_Instructions to follow_:
Determine how many lines of the entries contain "yaitu". Reply with that number alone.

— START OF Data to process —

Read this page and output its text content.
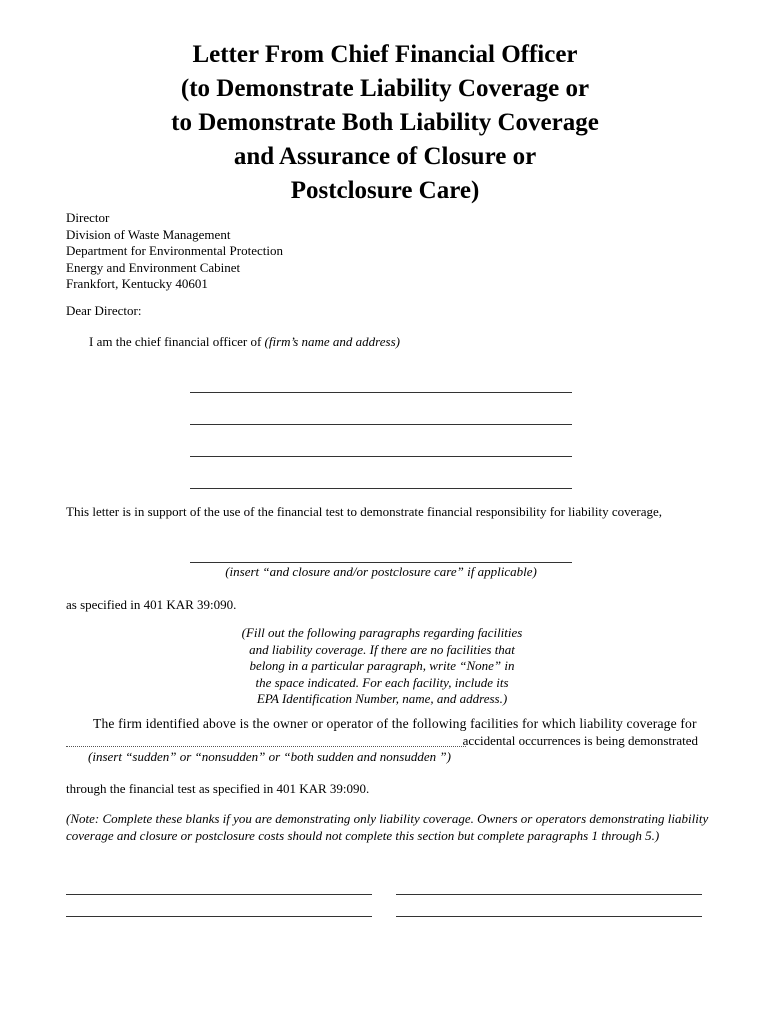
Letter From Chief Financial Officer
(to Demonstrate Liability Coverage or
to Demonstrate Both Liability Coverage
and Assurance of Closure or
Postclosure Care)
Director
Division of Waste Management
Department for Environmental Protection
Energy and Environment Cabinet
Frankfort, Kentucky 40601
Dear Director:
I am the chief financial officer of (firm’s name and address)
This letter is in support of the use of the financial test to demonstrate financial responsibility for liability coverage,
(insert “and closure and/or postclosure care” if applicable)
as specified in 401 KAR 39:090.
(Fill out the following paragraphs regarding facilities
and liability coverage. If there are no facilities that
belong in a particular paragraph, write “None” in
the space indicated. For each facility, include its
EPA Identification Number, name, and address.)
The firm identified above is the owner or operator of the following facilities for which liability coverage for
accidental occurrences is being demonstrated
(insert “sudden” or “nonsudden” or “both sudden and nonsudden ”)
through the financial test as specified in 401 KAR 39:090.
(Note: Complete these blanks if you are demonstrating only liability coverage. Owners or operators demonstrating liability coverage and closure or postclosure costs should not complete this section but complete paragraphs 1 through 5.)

— END OF Data to process —
— START OF Data to process —

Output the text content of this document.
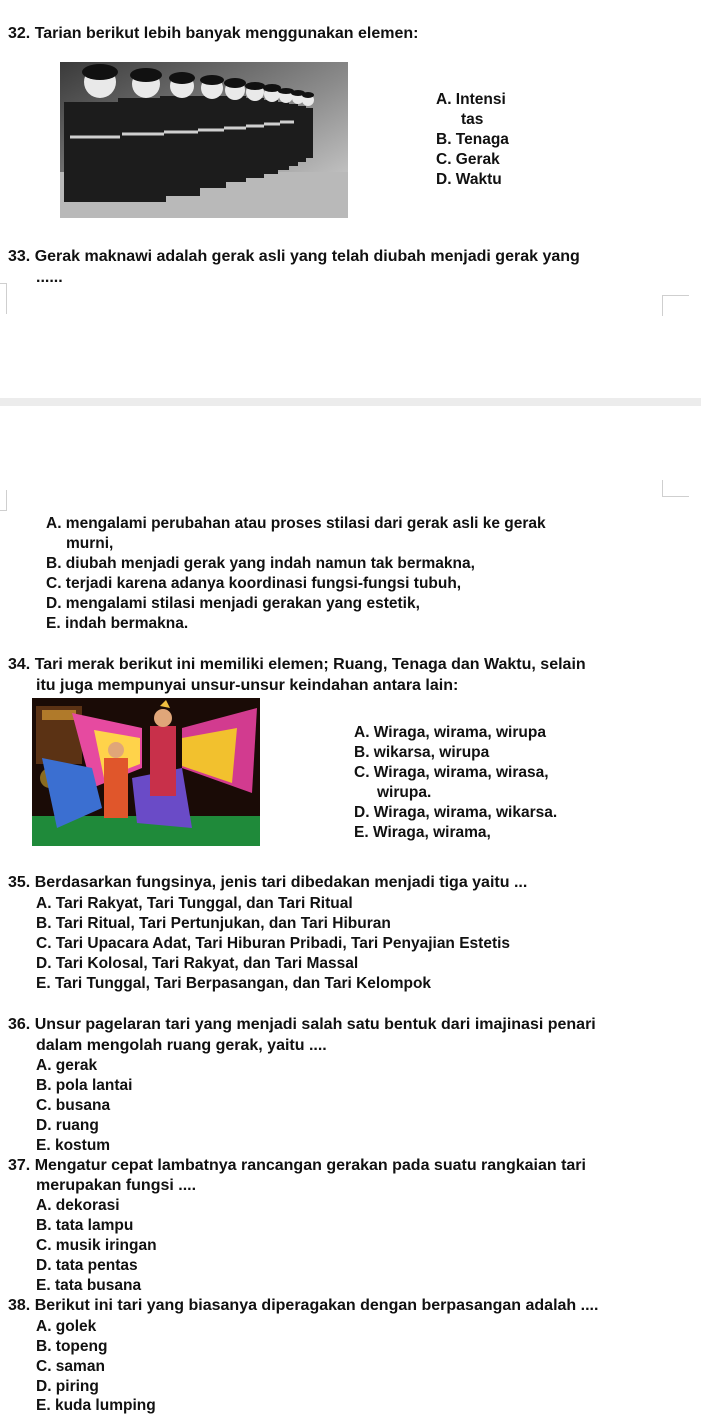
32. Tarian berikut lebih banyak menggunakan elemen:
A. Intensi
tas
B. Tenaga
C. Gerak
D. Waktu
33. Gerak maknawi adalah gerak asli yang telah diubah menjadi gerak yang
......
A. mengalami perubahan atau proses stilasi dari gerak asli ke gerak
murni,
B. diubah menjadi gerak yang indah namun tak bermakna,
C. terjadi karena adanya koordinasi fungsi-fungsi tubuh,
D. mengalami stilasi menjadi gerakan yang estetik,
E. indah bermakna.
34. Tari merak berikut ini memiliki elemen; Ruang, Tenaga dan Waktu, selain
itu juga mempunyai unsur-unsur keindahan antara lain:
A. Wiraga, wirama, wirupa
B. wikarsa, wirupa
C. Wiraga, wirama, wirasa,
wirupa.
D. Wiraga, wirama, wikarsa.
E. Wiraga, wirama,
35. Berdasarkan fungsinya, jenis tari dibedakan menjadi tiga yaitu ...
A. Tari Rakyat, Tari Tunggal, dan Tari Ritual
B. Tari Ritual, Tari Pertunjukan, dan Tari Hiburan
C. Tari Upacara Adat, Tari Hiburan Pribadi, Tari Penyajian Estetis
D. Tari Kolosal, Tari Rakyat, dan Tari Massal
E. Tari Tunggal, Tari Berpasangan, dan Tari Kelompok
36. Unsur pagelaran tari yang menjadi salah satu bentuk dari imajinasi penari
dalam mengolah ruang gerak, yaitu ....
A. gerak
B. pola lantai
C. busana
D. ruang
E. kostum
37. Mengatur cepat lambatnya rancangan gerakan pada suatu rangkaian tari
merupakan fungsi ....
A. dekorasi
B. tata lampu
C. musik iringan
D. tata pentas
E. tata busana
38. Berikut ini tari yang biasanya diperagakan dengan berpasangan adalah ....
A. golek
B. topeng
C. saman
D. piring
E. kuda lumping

— END OF Data to process —

_Full solution_:
2